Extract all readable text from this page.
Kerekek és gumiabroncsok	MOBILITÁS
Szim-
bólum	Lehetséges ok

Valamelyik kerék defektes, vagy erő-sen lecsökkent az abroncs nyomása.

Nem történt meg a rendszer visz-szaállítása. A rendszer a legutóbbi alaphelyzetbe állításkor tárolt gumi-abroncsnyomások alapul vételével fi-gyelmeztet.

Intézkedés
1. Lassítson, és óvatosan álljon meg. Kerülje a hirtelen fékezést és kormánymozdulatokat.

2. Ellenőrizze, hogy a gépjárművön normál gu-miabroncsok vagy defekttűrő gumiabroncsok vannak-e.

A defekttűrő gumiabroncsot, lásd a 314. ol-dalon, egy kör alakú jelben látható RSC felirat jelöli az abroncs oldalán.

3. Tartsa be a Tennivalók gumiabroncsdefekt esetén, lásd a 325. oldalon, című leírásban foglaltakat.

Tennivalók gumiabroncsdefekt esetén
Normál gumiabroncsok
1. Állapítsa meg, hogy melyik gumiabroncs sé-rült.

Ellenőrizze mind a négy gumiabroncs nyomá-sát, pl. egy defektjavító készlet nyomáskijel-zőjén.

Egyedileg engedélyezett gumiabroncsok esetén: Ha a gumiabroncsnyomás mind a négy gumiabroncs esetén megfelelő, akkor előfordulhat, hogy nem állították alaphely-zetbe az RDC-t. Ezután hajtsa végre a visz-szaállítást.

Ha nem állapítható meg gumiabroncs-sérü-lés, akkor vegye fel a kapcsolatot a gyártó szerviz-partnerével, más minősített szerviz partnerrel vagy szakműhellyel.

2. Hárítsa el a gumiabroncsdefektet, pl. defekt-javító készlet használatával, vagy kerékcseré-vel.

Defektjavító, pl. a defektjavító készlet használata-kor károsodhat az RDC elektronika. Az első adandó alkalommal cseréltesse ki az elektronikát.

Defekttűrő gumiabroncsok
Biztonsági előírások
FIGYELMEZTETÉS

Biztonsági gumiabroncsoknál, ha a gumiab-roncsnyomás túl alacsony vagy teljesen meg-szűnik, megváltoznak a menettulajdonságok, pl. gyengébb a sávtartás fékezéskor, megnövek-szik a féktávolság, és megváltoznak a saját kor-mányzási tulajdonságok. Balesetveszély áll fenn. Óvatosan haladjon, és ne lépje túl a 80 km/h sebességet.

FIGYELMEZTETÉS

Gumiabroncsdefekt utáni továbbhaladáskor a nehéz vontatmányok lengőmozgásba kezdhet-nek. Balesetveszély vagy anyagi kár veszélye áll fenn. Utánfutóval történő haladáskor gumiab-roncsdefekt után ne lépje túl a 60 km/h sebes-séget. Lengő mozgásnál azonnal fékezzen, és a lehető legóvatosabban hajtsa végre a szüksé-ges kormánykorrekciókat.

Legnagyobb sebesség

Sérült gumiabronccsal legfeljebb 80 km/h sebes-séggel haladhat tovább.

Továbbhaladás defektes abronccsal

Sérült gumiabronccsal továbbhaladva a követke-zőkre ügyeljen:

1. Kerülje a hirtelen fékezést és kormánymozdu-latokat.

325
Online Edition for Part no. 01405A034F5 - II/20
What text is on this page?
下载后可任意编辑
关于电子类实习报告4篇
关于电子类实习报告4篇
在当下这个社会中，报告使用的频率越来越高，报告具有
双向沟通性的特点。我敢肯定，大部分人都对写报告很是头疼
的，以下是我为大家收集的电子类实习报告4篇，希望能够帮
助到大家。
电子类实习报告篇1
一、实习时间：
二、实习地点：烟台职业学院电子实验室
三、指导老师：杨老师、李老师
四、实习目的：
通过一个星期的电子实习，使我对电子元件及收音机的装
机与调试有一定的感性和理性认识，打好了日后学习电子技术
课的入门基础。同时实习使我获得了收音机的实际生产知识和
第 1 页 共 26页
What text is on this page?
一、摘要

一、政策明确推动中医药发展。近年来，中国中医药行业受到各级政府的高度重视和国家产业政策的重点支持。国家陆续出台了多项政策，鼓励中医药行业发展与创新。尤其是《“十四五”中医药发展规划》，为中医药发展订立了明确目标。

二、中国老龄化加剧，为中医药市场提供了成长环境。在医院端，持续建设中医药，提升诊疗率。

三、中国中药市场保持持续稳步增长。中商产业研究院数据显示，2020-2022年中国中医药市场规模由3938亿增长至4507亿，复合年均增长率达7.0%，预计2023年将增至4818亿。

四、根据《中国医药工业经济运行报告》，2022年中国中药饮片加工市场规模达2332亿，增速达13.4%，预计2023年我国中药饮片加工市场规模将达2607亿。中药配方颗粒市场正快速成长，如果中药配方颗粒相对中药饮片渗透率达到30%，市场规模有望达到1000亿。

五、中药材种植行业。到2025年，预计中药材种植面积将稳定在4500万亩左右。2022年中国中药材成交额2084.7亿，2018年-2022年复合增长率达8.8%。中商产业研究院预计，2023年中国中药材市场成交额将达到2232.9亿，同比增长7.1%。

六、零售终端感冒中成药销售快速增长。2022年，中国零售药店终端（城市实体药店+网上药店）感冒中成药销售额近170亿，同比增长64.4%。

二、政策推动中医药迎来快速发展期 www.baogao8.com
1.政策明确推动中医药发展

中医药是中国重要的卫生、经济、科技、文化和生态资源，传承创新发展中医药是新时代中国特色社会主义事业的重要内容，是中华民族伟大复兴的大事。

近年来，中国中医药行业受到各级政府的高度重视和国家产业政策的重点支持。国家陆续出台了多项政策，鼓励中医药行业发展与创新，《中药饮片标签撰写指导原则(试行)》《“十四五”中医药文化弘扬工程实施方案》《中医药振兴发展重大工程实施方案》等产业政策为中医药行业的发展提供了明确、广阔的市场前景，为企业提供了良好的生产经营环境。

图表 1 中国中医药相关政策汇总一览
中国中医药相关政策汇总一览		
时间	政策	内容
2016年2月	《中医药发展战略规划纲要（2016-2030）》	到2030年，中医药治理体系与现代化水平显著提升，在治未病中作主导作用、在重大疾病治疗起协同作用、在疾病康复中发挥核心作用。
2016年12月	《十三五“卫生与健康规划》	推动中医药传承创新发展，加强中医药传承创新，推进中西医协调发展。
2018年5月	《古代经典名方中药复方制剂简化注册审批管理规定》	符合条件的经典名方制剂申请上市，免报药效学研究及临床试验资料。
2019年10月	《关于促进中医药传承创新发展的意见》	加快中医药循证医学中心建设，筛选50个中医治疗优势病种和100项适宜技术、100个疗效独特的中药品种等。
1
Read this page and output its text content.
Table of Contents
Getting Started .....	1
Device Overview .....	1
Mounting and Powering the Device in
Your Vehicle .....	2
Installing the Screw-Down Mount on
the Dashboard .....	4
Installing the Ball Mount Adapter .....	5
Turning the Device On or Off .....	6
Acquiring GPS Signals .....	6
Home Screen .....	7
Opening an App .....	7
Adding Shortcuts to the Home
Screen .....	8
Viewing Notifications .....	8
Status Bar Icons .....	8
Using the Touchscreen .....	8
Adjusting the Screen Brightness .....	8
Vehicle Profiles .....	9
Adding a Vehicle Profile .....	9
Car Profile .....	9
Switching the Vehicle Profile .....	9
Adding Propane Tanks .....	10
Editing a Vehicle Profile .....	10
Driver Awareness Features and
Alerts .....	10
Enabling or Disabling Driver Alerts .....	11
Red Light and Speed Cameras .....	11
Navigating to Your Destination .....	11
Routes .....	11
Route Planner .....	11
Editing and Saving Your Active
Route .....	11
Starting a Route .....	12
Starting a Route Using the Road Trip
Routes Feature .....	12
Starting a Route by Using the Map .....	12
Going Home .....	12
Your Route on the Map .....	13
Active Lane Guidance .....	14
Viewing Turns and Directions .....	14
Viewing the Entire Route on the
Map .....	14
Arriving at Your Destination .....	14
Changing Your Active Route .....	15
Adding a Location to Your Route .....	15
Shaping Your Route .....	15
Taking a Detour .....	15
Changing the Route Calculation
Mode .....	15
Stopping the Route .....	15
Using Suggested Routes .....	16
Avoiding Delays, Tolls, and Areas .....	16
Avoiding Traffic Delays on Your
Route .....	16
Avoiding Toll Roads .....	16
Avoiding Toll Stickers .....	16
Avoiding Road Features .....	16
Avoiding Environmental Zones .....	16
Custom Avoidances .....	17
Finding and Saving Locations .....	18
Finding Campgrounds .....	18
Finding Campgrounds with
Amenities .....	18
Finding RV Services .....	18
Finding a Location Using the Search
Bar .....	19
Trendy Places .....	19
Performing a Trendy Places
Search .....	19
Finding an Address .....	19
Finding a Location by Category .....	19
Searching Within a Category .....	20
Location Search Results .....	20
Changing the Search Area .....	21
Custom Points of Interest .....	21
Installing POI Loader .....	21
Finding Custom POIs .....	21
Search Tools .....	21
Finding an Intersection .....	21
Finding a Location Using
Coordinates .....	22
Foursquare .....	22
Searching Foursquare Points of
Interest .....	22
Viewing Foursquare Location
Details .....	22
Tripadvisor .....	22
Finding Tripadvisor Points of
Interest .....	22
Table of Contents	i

########

- **DIRECTIVE**
Where a line holds "Home", copy that line.

- **OUTPUT OF THE TASK**
Home Screen .....	7
Adding Shortcuts to the Home
Going Home .....	12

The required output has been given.